— begin —

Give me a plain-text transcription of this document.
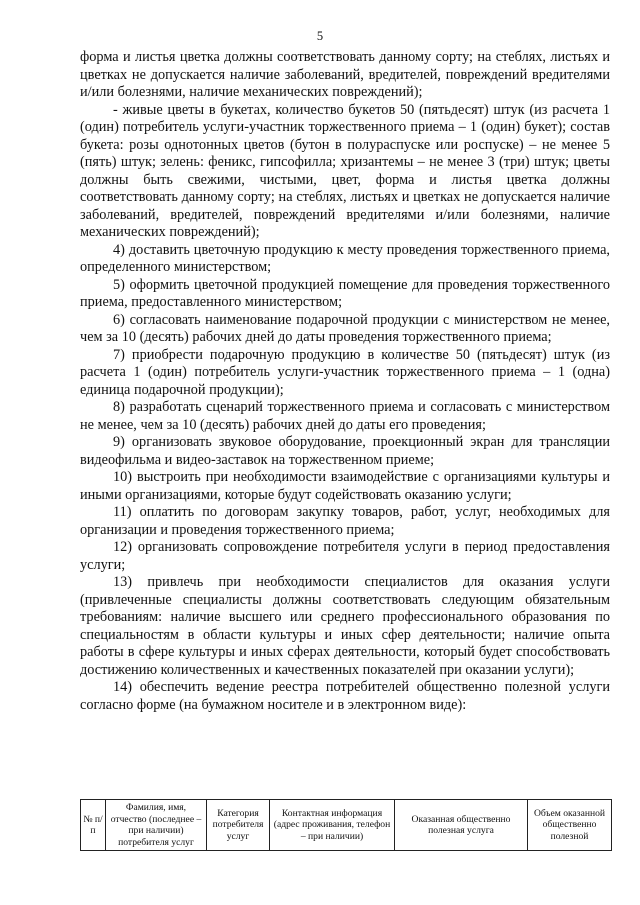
5

форма и листья цветка должны соответствовать данному сорту; на стеблях, листьях и цветках не допускается наличие заболеваний, вредителей, повреждений вредителями и/или болезнями, наличие механических повреждений);

- живые цветы в букетах, количество букетов 50 (пятьдесят) штук (из расчета 1 (один) потребитель услуги-участник торжественного приема – 1 (один) букет); состав букета: розы однотонных цветов (бутон в полураспуске или роспуске) – не менее 5 (пять) штук; зелень: феникс, гипсофилла; хризантемы – не менее 3 (три) штук; цветы должны быть свежими, чистыми, цвет, форма и листья цветка должны соответствовать данному сорту; на стеблях, листьях и цветках не допускается наличие заболеваний, вредителей, повреждений вредителями и/или болезнями, наличие механических повреждений);

4) доставить цветочную продукцию к месту проведения торжественного приема, определенного министерством;

5) оформить цветочной продукцией помещение для проведения торжественного приема, предоставленного министерством;

6) согласовать наименование подарочной продукции с министерством не менее, чем за 10 (десять) рабочих дней до даты проведения торжественного приема;

7) приобрести подарочную продукцию в количестве 50 (пятьдесят) штук (из расчета 1 (один) потребитель услуги-участник торжественного приема – 1 (одна) единица подарочной продукции);

8) разработать сценарий торжественного приема и согласовать с министерством не менее, чем за 10 (десять) рабочих дней до даты его проведения;

9) организовать звуковое оборудование, проекционный экран для трансляции видеофильма и видео-заставок на торжественном приеме;

10) выстроить при необходимости взаимодействие с организациями культуры и иными организациями, которые будут содействовать оказанию услуги;

11) оплатить по договорам закупку товаров, работ, услуг, необходимых для организации и проведения торжественного приема;

12) организовать сопровождение потребителя услуги в период предоставления услуги;

13) привлечь при необходимости специалистов для оказания услуги (привлеченные специалисты должны соответствовать следующим обязательным требованиям: наличие высшего или среднего профессионального образования по специальностям в области культуры и иных сфер деятельности; наличие опыта работы в сфере культуры и иных сферах деятельности, который будет способствовать достижению количественных и качественных показателей при оказании услуги);

14) обеспечить ведение реестра потребителей общественно полезной услуги согласно форме (на бумажном носителе и в электронном виде):

№ п/п	Фамилия, имя, отчество (последнее – при наличии) потребителя услуг	Категория потребителя услуг	Контактная информация (адрес проживания, телефон – при наличии)	Оказанная общественно полезная услуга	Объем оказанной общественно полезной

— end —

- **WHAT YOU HAVE TO DO**
Write down every line of the data above that includes the string "рабочих".

- **TASK ANSWER**
6) согласовать наименование подарочной продукции с министерством не менее, чем за 10 (десять) рабочих дней до даты проведения торжественного приема;
8) разработать сценарий торжественного приема и согласовать с министерством не менее, чем за 10 (десять) рабочих дней до даты его проведения;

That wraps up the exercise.